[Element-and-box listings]
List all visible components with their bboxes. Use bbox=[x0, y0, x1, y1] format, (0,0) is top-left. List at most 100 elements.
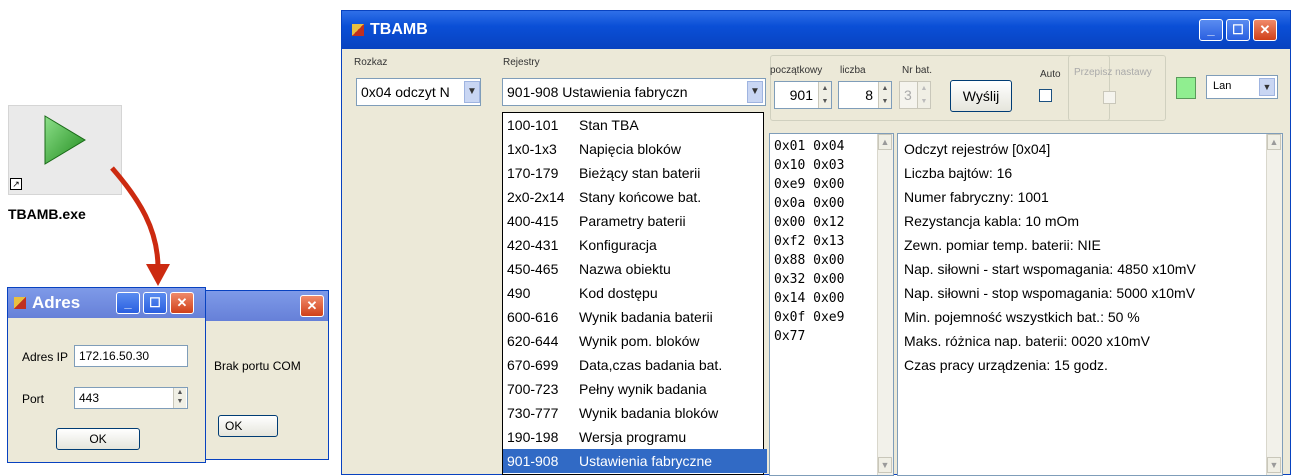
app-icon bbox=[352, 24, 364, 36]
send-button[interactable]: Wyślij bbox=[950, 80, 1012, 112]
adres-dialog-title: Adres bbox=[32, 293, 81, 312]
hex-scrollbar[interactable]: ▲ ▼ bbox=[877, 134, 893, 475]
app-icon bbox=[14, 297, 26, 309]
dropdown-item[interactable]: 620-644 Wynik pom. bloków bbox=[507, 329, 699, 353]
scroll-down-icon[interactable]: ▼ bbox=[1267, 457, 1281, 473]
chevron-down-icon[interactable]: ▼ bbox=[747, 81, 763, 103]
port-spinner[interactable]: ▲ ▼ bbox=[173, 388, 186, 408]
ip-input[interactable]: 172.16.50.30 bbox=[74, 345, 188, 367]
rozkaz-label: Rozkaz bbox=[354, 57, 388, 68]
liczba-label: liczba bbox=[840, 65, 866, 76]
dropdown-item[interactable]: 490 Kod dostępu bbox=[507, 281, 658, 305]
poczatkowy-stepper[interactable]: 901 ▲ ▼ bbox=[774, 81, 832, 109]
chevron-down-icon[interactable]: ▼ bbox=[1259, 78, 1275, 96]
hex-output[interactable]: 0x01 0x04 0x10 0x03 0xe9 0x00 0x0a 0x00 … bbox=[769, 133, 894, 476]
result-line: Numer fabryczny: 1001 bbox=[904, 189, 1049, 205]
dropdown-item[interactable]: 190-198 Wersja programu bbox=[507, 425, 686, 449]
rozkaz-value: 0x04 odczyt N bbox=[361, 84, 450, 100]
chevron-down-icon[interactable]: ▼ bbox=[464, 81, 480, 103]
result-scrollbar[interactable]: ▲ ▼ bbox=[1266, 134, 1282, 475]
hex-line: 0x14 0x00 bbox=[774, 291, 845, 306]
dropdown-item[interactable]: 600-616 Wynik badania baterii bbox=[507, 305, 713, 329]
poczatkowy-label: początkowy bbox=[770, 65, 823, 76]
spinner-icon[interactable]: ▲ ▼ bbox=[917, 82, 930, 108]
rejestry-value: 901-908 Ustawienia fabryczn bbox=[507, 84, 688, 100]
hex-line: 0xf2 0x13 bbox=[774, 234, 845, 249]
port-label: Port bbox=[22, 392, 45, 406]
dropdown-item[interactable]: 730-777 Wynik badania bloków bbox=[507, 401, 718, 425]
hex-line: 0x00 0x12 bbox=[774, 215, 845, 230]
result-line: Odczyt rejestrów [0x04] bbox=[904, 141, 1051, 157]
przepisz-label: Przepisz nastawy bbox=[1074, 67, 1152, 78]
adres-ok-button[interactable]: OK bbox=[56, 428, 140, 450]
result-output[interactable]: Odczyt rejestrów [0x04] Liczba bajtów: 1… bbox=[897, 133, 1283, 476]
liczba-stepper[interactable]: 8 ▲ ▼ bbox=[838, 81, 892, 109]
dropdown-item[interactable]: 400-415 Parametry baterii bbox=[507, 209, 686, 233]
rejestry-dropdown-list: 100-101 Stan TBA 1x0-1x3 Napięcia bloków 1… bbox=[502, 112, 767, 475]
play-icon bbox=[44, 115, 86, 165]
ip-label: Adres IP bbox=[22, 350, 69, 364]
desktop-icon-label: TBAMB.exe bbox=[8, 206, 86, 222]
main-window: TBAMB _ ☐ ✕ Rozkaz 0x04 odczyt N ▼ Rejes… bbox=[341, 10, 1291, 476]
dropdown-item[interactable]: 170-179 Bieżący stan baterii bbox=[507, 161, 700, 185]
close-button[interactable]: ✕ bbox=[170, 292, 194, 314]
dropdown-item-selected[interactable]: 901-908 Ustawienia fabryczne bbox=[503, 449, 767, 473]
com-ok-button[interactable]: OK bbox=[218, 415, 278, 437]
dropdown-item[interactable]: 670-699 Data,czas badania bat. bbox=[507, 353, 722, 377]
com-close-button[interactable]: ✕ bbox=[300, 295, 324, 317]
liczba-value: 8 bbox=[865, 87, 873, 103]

▸ EXERCISE: Retype the entries from the line with "app-icon bbox=[352, 24, 364, 36]" to the line with "chevron-down-icon[interactable]: ▼ bbox=[1259, 78, 1275, 96]", keeping each one unchanged.

▸ ANSWER TO THE EXERCISE:
app-icon bbox=[352, 24, 364, 36]
send-button[interactable]: Wyślij bbox=[950, 80, 1012, 112]
adres-dialog-title: Adres bbox=[32, 293, 81, 312]
hex-scrollbar[interactable]: ▲ ▼ bbox=[877, 134, 893, 475]
app-icon bbox=[14, 297, 26, 309]
dropdown-item[interactable]: 620-644 Wynik pom. bloków bbox=[507, 329, 699, 353]
scroll-down-icon[interactable]: ▼ bbox=[1267, 457, 1281, 473]
chevron-down-icon[interactable]: ▼ bbox=[747, 81, 763, 103]
port-spinner[interactable]: ▲ ▼ bbox=[173, 388, 186, 408]
ip-input[interactable]: 172.16.50.30 bbox=[74, 345, 188, 367]
rozkaz-label: Rozkaz bbox=[354, 57, 388, 68]
liczba-label: liczba bbox=[840, 65, 866, 76]
dropdown-item[interactable]: 490 Kod dostępu bbox=[507, 281, 658, 305]
poczatkowy-stepper[interactable]: 901 ▲ ▼ bbox=[774, 81, 832, 109]
chevron-down-icon[interactable]: ▼ bbox=[1259, 78, 1275, 96]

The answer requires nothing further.